### THE PROBLEM
Repeat all entries exactly.

### DATA EXTRACT
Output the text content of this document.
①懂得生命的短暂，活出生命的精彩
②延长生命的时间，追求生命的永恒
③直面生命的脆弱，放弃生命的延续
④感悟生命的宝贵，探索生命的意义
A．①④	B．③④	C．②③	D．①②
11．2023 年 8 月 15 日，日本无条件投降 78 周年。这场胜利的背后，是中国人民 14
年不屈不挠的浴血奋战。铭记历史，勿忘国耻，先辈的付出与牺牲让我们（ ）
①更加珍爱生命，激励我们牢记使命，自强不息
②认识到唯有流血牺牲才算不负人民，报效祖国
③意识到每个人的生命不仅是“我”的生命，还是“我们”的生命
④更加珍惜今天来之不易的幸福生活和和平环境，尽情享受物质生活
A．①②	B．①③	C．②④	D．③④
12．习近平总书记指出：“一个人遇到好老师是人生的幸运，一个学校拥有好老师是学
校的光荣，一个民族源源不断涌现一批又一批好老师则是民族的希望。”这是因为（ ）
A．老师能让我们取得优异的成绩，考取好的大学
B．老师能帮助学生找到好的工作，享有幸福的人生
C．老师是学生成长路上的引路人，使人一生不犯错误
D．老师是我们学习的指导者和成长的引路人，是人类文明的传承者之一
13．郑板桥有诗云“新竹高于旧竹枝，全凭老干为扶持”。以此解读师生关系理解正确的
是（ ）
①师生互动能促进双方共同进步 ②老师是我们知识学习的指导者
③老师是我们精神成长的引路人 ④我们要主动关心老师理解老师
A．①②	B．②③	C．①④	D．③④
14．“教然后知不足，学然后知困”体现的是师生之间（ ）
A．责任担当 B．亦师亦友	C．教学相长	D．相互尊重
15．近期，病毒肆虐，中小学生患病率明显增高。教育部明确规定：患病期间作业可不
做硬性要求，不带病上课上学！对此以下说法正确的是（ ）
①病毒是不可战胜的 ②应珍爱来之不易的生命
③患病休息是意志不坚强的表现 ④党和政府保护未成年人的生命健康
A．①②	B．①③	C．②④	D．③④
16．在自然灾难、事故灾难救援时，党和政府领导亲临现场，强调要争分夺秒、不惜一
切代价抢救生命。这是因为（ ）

### REPLY TO THE EXERCISE
Output the text content of this document.
①懂得生命的短暂，活出生命的精彩
②延长生命的时间，追求生命的永恒
③直面生命的脆弱，放弃生命的延续
④感悟生命的宝贵，探索生命的意义
A．①④	B．③④	C．②③	D．①②
11．2023 年 8 月 15 日，日本无条件投降 78 周年。这场胜利的背后，是中国人民 14
年不屈不挠的浴血奋战。铭记历史，勿忘国耻，先辈的付出与牺牲让我们（ ）
①更加珍爱生命，激励我们牢记使命，自强不息
②认识到唯有流血牺牲才算不负人民，报效祖国
③意识到每个人的生命不仅是“我”的生命，还是“我们”的生命
④更加珍惜今天来之不易的幸福生活和和平环境，尽情享受物质生活
A．①②	B．①③	C．②④	D．③④
12．习近平总书记指出：“一个人遇到好老师是人生的幸运，一个学校拥有好老师是学
校的光荣，一个民族源源不断涌现一批又一批好老师则是民族的希望。”这是因为（ ）
A．老师能让我们取得优异的成绩，考取好的大学
B．老师能帮助学生找到好的工作，享有幸福的人生
C．老师是学生成长路上的引路人，使人一生不犯错误
D．老师是我们学习的指导者和成长的引路人，是人类文明的传承者之一
13．郑板桥有诗云“新竹高于旧竹枝，全凭老干为扶持”。以此解读师生关系理解正确的
是（ ）
①师生互动能促进双方共同进步 ②老师是我们知识学习的指导者
③老师是我们精神成长的引路人 ④我们要主动关心老师理解老师
A．①②	B．②③	C．①④	D．③④
14．“教然后知不足，学然后知困”体现的是师生之间（ ）
A．责任担当 B．亦师亦友	C．教学相长	D．相互尊重
15．近期，病毒肆虐，中小学生患病率明显增高。教育部明确规定：患病期间作业可不
做硬性要求，不带病上课上学！对此以下说法正确的是（ ）
①病毒是不可战胜的 ②应珍爱来之不易的生命
③患病休息是意志不坚强的表现 ④党和政府保护未成年人的生命健康
A．①②	B．①③	C．②④	D．③④
16．在自然灾难、事故灾难救援时，党和政府领导亲临现场，强调要争分夺秒、不惜一
切代价抢救生命。这是因为（ ）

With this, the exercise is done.